- **Exercise**
Collect each line containing "指导老师何安安".

- **Material provided**
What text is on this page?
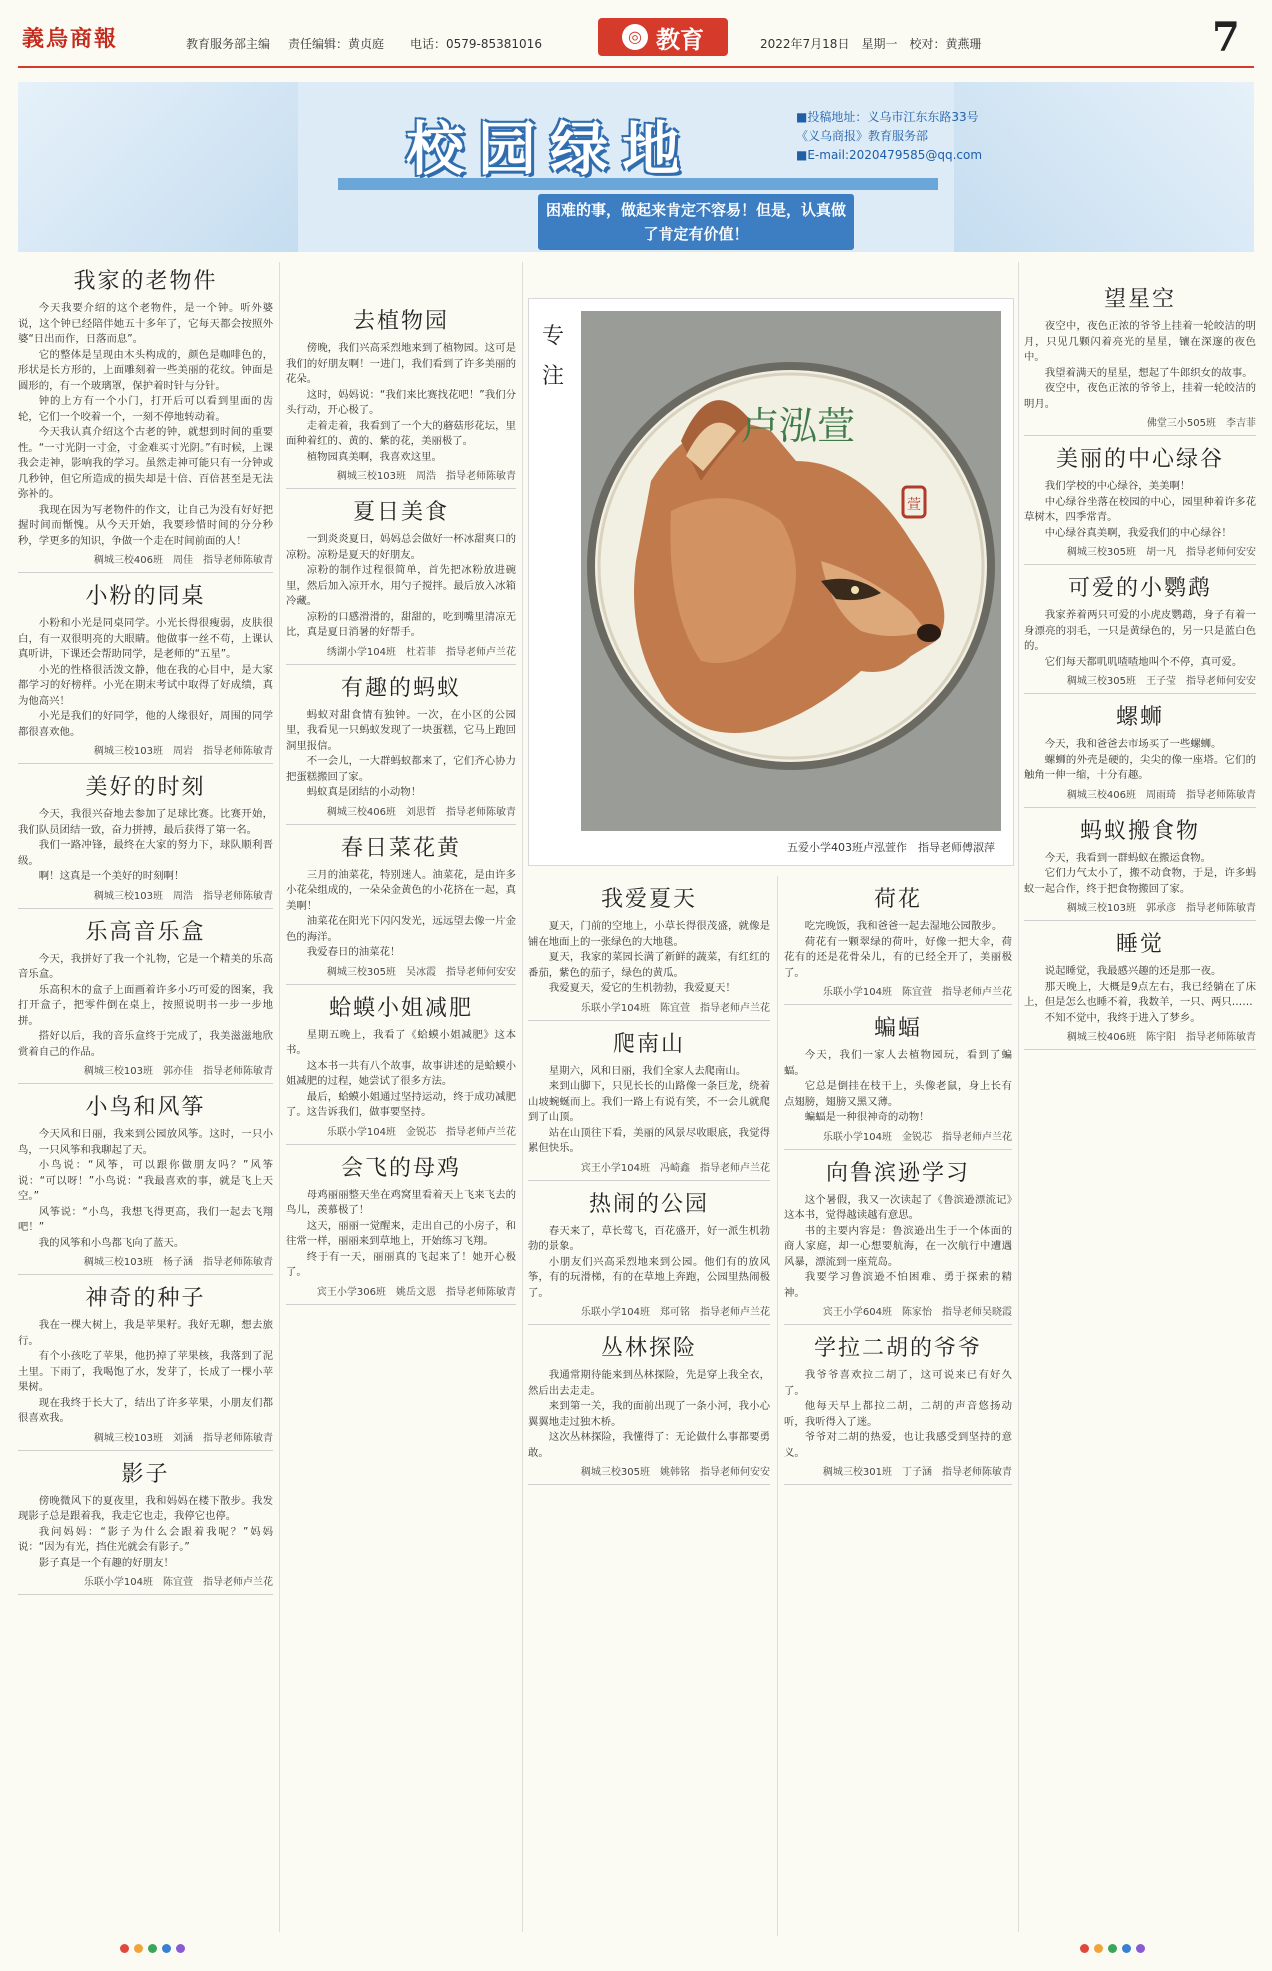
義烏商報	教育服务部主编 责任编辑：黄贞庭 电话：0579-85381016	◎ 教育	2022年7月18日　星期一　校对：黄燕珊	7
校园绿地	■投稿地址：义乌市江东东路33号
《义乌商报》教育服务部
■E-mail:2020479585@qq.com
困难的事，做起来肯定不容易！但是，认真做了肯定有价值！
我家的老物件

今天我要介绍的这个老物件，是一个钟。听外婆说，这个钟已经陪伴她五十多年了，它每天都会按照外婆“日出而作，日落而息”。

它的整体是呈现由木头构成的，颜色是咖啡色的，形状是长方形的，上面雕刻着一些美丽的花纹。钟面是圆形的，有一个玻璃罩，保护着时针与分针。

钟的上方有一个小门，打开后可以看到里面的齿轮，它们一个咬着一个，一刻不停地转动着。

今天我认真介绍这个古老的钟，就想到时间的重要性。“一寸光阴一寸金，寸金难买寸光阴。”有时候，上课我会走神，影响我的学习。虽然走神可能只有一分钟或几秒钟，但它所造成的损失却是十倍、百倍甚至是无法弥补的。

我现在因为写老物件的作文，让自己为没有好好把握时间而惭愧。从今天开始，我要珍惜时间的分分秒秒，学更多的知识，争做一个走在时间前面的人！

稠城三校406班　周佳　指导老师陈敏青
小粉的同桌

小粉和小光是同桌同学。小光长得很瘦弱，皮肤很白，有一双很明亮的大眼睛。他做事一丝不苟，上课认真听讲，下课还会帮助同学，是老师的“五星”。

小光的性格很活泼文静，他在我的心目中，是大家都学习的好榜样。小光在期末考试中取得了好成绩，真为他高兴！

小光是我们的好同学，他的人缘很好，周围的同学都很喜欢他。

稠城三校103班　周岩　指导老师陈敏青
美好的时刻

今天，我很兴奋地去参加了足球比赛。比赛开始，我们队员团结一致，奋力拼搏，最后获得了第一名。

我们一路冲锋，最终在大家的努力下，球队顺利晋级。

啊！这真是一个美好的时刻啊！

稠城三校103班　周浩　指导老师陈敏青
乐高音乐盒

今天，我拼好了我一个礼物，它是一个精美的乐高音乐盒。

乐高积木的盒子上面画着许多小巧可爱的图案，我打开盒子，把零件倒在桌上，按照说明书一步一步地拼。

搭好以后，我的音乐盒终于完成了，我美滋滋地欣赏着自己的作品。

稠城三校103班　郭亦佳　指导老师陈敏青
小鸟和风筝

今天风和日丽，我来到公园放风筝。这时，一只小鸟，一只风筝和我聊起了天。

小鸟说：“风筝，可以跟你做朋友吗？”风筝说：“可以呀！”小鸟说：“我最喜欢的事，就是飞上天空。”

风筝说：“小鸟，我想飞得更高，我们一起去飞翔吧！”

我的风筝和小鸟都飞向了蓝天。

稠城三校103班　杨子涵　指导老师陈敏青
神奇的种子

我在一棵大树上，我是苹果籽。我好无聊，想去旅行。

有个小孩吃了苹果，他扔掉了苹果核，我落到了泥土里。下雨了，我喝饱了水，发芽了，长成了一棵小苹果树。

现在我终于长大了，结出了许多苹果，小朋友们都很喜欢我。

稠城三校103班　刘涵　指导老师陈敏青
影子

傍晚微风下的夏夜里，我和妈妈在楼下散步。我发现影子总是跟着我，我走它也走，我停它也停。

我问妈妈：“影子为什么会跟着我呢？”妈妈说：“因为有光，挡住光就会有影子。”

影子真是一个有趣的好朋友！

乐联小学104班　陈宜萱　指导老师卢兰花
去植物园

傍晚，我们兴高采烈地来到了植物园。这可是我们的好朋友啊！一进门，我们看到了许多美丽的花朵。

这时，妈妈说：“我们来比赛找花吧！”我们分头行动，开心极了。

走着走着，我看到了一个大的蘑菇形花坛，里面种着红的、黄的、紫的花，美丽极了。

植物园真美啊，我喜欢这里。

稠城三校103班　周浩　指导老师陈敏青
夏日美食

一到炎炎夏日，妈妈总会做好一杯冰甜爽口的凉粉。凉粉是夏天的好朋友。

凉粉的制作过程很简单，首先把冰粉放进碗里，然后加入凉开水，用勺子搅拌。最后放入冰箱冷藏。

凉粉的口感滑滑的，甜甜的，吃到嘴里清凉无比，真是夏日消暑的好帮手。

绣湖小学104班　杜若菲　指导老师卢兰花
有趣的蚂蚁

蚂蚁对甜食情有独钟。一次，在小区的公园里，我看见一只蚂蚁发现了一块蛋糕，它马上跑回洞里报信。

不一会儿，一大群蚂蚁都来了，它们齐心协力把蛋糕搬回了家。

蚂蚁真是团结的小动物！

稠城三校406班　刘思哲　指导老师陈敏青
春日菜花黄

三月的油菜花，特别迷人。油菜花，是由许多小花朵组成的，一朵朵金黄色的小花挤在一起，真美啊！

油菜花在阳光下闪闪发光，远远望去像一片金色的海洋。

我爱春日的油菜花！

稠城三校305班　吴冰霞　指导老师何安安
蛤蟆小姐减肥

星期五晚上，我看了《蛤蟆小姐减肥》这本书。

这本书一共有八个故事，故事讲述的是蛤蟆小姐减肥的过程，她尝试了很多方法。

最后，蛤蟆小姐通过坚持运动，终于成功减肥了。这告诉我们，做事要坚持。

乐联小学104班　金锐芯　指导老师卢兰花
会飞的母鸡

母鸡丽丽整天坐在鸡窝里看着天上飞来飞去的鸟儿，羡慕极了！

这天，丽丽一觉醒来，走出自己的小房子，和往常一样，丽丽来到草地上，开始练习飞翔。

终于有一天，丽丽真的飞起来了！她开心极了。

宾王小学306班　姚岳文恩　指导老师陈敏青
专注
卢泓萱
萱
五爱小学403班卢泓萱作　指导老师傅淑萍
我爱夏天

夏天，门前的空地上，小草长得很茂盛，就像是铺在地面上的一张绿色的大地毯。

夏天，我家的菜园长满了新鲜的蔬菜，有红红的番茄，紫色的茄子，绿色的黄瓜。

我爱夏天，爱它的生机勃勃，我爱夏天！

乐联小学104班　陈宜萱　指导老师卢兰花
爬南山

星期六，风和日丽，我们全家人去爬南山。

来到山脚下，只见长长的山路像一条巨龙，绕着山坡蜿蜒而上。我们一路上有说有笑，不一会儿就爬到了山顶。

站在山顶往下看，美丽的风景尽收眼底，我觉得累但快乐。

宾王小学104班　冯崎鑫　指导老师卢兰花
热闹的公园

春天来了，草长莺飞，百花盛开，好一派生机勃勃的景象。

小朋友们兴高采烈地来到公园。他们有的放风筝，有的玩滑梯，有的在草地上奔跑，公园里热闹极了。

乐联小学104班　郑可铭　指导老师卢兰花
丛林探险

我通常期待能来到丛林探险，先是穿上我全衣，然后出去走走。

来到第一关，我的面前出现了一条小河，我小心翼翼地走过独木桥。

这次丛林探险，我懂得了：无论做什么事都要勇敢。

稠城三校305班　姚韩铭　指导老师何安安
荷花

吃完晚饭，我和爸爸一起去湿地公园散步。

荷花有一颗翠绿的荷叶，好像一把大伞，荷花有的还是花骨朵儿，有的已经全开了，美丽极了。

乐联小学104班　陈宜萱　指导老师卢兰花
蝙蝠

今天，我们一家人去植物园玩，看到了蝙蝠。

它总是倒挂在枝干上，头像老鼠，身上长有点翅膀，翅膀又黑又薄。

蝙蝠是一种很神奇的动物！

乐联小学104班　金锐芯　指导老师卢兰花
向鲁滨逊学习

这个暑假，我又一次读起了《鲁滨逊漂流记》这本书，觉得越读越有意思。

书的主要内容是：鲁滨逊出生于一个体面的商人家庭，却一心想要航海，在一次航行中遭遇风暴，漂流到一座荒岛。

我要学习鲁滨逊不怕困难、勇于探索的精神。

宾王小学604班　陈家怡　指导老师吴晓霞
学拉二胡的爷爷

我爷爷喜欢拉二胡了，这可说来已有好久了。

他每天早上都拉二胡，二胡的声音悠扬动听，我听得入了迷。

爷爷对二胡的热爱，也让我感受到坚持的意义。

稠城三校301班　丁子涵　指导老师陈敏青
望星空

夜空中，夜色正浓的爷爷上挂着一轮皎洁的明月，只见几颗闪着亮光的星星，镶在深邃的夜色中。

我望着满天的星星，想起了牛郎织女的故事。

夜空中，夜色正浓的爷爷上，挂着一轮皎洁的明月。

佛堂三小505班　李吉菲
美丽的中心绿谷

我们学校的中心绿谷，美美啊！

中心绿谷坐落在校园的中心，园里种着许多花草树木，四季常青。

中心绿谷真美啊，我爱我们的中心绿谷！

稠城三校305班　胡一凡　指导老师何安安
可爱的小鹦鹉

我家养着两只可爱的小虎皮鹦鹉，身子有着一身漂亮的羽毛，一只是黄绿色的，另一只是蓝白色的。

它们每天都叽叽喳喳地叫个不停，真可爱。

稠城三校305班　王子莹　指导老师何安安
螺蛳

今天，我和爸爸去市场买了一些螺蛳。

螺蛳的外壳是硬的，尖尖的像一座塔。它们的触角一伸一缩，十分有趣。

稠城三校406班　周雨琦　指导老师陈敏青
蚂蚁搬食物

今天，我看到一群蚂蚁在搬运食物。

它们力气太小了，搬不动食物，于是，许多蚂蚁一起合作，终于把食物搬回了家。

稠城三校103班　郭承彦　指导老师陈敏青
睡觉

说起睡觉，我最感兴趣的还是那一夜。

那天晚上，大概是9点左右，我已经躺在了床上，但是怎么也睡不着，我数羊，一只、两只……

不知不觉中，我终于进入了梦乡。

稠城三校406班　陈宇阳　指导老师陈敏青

- **Result of the exercise**
稠城三校305班　吴冰霞　指导老师何安安
稠城三校305班　姚韩铭　指导老师何安安
稠城三校305班　胡一凡　指导老师何安安
稠城三校305班　王子莹　指导老师何安安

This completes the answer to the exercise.